▶

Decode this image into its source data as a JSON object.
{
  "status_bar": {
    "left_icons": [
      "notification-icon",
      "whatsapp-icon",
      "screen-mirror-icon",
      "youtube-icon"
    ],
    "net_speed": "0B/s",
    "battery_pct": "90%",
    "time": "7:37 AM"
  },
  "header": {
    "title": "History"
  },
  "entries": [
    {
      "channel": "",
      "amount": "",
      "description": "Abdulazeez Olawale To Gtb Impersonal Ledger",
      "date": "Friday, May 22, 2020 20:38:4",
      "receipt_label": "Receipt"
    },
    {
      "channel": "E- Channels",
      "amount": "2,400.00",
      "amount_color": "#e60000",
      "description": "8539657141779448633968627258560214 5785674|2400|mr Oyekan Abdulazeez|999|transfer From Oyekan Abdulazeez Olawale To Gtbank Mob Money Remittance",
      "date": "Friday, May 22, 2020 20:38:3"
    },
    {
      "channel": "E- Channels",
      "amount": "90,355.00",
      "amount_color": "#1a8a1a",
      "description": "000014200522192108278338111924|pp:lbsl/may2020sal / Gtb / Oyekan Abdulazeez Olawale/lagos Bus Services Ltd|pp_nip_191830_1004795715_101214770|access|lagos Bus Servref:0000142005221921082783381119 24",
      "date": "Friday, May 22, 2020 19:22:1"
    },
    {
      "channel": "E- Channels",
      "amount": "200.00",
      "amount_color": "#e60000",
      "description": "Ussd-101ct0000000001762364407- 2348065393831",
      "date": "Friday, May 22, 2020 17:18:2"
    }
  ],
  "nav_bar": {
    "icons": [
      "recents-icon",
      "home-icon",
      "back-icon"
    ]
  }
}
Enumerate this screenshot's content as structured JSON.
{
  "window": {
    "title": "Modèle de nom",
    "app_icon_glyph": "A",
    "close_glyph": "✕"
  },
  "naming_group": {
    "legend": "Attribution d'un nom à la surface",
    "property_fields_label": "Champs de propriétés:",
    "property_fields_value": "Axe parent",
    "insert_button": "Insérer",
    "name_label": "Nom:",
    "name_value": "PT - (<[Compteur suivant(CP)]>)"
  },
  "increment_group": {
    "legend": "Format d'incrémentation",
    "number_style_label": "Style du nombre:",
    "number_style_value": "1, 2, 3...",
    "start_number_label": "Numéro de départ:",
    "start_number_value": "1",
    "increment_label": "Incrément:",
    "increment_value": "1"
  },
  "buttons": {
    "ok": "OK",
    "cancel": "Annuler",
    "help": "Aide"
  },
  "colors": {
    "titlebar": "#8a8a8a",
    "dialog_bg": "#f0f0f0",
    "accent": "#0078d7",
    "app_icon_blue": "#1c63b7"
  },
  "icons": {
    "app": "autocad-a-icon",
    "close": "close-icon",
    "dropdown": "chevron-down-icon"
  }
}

◀

• _Task requirements_:
Copy all the records above precisely.

• _Answer for this exercise_:
Decode this image into its source data as a JSON object.
{
  "status_bar": {
    "left_icons": [
      "notification-icon",
      "whatsapp-icon",
      "screen-mirror-icon",
      "youtube-icon"
    ],
    "net_speed": "0B/s",
    "battery_pct": "90%",
    "time": "7:37 AM"
  },
  "header": {
    "title": "History"
  },
  "entries": [
    {
      "channel": "",
      "amount": "",
      "description": "Abdulazeez Olawale To Gtb Impersonal Ledger",
      "date": "Friday, May 22, 2020 20:38:4",
      "receipt_label": "Receipt"
    },
    {
      "channel": "E- Channels",
      "amount": "2,400.00",
      "amount_color": "#e60000",
      "description": "8539657141779448633968627258560214 5785674|2400|mr Oyekan Abdulazeez|999|transfer From Oyekan Abdulazeez Olawale To Gtbank Mob Money Remittance",
      "date": "Friday, May 22, 2020 20:38:3"
    },
    {
      "channel": "E- Channels",
      "amount": "90,355.00",
      "amount_color": "#1a8a1a",
      "description": "000014200522192108278338111924|pp:lbsl/may2020sal / Gtb / Oyekan Abdulazeez Olawale/lagos Bus Services Ltd|pp_nip_191830_1004795715_101214770|access|lagos Bus Servref:0000142005221921082783381119 24",
      "date": "Friday, May 22, 2020 19:22:1"
    },
    {
      "channel": "E- Channels",
      "amount": "200.00",
      "amount_color": "#e60000",
      "description": "Ussd-101ct0000000001762364407- 2348065393831",
      "date": "Friday, May 22, 2020 17:18:2"
    }
  ],
  "nav_bar": {
    "icons": [
      "recents-icon",
      "home-icon",
      "back-icon"
    ]
  }
}
Enumerate this screenshot's content as structured JSON.
{
  "window": {
    "title": "Modèle de nom",
    "app_icon_glyph": "A",
    "close_glyph": "✕"
  },
  "naming_group": {
    "legend": "Attribution d'un nom à la surface",
    "property_fields_label": "Champs de propriétés:",
    "property_fields_value": "Axe parent",
    "insert_button": "Insérer",
    "name_label": "Nom:",
    "name_value": "PT - (<[Compteur suivant(CP)]>)"
  },
  "increment_group": {
    "legend": "Format d'incrémentation",
    "number_style_label": "Style du nombre:",
    "number_style_value": "1, 2, 3...",
    "start_number_label": "Numéro de départ:",
    "start_number_value": "1",
    "increment_label": "Incrément:",
    "increment_value": "1"
  },
  "buttons": {
    "ok": "OK",
    "cancel": "Annuler",
    "help": "Aide"
  },
  "colors": {
    "titlebar": "#8a8a8a",
    "dialog_bg": "#f0f0f0",
    "accent": "#0078d7",
    "app_icon_blue": "#1c63b7"
  },
  "icons": {
    "app": "autocad-a-icon",
    "close": "close-icon",
    "dropdown": "chevron-down-icon"
  }
}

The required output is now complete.